#### [TASK TO CARRY OUT]
Please give the count of lines holding the string "this" and nothing besides.

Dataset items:
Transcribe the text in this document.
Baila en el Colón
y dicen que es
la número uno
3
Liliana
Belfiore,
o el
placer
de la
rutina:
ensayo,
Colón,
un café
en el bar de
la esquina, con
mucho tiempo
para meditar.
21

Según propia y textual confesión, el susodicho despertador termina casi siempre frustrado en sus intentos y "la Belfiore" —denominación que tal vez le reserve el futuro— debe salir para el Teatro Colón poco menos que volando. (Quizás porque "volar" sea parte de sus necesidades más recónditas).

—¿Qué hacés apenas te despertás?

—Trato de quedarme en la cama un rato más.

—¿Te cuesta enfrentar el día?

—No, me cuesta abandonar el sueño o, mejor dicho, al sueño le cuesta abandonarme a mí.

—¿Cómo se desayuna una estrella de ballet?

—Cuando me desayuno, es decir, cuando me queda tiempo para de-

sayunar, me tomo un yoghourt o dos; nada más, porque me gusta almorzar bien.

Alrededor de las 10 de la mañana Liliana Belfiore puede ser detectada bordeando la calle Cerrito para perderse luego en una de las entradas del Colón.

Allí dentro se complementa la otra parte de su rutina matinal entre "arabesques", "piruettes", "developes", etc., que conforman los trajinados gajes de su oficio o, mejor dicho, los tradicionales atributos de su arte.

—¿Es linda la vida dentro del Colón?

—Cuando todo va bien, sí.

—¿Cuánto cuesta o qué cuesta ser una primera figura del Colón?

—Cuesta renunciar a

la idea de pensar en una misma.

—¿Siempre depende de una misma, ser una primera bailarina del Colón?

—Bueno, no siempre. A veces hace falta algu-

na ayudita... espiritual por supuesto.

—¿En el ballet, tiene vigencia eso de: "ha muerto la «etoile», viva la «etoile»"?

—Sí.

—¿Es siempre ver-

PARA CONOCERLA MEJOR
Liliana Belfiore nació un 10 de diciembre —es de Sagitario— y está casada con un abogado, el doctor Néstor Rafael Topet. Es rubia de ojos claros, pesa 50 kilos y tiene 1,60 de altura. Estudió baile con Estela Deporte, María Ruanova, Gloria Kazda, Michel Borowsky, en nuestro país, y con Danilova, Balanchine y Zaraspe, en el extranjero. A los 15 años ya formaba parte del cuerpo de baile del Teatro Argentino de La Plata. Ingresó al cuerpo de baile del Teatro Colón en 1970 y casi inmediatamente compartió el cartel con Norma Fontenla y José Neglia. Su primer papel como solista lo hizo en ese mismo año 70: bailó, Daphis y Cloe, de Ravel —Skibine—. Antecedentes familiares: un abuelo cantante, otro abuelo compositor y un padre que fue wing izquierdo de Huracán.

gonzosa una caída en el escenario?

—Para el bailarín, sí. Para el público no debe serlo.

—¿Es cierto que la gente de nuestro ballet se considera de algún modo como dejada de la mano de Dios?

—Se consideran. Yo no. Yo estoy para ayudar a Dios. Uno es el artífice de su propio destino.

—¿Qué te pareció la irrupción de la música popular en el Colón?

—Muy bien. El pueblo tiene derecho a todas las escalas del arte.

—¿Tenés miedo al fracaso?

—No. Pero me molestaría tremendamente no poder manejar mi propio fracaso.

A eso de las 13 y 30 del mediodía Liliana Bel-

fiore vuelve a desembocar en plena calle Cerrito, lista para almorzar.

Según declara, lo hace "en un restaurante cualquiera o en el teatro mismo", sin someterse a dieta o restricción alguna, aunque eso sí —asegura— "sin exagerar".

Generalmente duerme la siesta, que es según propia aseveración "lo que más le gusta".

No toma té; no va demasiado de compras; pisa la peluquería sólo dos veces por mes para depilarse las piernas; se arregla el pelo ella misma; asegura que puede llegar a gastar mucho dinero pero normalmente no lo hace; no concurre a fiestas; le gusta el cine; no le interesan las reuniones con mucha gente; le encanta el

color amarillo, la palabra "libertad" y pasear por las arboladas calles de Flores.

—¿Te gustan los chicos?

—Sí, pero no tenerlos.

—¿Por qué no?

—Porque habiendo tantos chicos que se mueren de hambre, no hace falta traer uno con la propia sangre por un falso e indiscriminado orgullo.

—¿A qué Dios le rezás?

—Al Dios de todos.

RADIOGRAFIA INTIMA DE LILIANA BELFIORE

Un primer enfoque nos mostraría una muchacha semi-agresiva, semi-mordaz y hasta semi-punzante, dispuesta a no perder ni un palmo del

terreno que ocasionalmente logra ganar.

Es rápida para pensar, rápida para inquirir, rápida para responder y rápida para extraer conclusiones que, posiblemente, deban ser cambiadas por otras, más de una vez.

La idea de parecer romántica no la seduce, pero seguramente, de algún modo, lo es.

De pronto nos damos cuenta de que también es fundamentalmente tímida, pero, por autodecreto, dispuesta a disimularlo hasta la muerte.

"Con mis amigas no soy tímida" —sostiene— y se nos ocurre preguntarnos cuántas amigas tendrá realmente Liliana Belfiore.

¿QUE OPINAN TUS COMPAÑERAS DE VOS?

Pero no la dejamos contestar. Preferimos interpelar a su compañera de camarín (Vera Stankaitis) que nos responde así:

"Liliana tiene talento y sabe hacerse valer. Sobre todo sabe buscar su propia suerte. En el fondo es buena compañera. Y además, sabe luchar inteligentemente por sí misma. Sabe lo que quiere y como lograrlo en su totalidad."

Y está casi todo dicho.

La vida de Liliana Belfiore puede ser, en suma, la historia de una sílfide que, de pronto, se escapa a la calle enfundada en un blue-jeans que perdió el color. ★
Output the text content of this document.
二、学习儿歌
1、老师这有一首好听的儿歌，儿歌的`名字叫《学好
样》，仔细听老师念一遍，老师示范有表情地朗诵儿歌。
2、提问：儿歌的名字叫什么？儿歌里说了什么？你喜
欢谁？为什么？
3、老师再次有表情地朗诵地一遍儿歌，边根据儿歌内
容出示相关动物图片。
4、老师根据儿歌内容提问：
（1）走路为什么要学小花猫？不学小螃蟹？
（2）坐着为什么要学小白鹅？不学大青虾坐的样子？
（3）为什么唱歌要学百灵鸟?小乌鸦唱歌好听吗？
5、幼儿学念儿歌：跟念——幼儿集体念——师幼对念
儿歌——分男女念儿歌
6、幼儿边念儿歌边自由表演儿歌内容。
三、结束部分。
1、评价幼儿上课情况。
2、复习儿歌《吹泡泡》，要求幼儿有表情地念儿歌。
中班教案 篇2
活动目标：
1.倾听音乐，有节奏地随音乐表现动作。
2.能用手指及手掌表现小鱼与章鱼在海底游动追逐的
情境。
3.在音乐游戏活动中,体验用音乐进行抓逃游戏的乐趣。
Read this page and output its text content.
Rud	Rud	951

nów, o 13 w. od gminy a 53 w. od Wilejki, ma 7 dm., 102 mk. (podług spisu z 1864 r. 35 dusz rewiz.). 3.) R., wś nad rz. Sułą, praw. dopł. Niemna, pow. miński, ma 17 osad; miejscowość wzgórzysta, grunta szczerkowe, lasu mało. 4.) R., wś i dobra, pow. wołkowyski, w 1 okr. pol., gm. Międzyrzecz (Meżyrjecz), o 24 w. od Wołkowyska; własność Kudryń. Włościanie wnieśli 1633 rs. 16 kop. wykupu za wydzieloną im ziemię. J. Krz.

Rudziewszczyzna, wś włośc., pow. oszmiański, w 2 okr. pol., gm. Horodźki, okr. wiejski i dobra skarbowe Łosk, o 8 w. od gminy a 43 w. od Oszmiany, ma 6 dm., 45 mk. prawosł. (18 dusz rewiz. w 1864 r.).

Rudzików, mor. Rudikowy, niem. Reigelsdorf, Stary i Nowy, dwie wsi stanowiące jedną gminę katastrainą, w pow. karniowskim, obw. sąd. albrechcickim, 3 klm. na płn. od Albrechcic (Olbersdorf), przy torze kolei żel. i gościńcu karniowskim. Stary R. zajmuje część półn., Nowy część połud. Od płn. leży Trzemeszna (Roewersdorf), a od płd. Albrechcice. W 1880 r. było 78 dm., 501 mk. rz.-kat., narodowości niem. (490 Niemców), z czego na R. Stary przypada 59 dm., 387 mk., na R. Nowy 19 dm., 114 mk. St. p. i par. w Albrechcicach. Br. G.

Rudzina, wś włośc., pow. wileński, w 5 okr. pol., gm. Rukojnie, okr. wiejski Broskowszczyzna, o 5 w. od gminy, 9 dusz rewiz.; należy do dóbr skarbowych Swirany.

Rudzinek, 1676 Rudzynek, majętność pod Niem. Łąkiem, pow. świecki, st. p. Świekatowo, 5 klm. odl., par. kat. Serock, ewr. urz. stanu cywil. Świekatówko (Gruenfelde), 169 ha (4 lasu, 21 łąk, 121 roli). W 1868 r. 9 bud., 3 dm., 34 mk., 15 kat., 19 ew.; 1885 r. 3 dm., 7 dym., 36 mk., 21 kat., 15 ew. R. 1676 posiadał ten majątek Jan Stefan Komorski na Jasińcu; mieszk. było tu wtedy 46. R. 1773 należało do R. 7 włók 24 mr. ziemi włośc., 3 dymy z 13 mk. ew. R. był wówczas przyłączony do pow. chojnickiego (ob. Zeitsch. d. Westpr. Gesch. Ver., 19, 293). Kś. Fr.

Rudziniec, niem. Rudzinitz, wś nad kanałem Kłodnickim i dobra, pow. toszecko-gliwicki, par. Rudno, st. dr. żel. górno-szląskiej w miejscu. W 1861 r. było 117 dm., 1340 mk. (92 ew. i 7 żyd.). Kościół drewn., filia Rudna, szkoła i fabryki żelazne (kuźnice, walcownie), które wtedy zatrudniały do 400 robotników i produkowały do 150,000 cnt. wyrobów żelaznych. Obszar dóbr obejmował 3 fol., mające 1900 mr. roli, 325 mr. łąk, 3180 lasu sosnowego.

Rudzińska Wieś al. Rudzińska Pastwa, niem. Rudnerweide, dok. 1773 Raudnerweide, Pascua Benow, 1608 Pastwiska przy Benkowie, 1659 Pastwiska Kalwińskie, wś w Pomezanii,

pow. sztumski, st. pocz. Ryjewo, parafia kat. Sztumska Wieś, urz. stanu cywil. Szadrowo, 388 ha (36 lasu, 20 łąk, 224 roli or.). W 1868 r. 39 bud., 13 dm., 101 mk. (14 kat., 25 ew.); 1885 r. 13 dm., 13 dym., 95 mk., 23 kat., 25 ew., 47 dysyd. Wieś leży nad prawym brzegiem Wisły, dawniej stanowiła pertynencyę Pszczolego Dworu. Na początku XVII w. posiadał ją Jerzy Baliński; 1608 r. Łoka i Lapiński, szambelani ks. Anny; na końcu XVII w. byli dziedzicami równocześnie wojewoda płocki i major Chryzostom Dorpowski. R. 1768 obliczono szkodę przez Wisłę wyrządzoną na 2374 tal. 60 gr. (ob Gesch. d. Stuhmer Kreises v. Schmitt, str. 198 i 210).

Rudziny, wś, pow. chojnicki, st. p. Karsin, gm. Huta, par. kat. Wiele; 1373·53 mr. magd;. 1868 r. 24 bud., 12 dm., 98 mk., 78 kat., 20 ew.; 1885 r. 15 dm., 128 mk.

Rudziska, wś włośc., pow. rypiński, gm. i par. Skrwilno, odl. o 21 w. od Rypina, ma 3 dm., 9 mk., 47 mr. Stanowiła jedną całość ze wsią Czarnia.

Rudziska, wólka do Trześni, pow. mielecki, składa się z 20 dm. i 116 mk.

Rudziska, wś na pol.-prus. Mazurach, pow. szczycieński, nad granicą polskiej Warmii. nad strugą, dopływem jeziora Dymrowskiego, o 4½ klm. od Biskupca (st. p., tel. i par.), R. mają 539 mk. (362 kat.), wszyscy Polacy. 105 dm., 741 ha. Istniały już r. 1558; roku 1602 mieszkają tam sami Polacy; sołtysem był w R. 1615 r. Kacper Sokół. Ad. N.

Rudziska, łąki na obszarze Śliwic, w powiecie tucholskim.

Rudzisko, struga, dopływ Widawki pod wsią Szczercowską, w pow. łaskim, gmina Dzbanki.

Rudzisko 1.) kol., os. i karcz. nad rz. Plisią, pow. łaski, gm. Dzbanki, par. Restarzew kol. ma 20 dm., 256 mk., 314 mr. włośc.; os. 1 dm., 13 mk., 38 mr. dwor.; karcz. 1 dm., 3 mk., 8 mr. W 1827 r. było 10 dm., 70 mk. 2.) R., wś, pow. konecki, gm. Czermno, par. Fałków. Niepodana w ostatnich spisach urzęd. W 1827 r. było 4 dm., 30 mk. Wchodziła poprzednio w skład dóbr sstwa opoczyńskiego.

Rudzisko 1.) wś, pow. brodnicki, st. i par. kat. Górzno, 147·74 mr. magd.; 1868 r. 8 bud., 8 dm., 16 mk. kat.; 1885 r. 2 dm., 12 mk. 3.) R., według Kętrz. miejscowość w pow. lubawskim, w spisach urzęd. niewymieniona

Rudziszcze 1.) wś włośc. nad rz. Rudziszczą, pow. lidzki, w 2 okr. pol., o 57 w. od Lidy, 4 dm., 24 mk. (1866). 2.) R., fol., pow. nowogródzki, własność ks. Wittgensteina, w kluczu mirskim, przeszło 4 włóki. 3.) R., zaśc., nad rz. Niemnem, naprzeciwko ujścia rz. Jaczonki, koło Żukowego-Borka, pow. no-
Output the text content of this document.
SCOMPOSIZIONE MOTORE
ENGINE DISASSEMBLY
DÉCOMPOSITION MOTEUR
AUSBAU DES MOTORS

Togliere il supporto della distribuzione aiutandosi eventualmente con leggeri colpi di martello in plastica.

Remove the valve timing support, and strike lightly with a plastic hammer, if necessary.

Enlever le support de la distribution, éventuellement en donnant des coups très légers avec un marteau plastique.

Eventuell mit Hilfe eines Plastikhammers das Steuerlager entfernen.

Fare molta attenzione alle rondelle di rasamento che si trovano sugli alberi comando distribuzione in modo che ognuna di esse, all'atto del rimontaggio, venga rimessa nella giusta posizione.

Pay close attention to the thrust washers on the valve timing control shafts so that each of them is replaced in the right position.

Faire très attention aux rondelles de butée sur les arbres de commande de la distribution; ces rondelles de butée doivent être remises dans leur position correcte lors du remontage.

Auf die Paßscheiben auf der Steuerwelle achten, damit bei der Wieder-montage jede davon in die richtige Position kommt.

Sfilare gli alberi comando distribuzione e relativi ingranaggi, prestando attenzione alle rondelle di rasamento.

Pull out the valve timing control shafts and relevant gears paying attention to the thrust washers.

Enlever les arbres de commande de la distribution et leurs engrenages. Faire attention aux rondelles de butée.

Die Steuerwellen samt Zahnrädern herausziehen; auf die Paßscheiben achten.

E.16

#### [WRITTEN ANSWER]
4